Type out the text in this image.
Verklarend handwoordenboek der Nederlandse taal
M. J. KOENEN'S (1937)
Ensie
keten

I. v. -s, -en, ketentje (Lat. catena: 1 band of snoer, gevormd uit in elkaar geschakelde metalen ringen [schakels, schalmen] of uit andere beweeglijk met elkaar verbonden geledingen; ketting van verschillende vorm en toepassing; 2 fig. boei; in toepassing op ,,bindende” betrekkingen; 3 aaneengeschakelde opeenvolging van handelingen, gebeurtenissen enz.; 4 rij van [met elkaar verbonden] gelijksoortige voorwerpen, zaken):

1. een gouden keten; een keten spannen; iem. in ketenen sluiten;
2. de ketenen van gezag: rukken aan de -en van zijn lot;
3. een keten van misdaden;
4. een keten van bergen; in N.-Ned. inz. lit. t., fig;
==
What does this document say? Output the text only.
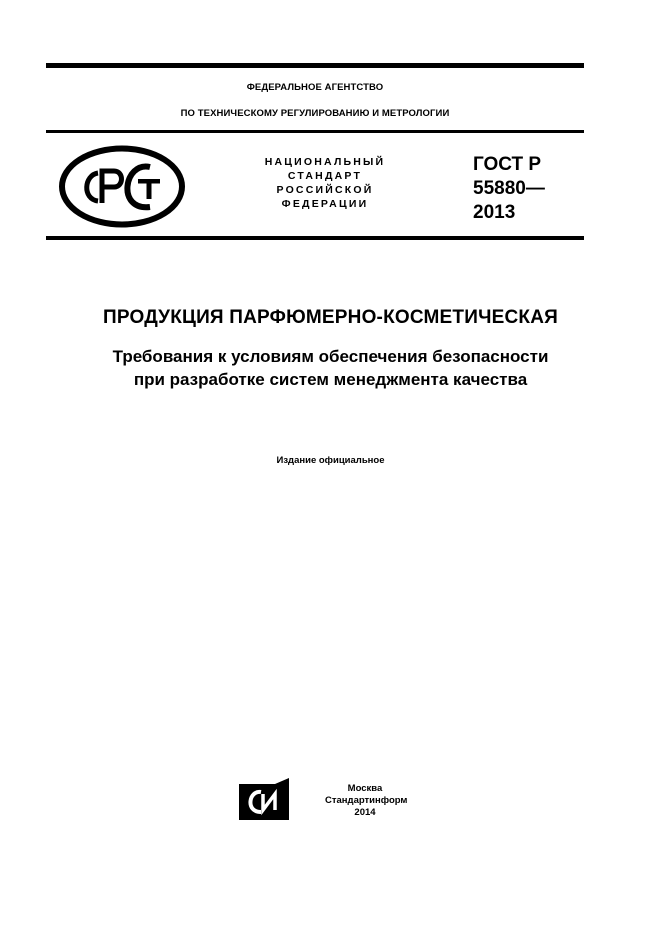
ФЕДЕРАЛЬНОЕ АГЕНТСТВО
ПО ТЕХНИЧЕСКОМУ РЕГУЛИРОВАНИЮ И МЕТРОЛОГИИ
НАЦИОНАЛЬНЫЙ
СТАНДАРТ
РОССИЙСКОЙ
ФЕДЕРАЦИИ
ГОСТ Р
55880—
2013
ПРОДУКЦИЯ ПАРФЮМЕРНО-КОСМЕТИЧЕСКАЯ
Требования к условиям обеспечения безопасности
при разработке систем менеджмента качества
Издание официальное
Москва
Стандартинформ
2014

## WORK REQUIRED:
Reproduce each line from the records that contains the word "ketenen".

## EXPECTED ANSWER:
1. een gouden keten; een keten spannen; iem. in ketenen sluiten;
2. de ketenen van gezag: rukken aan de -en van zijn lot;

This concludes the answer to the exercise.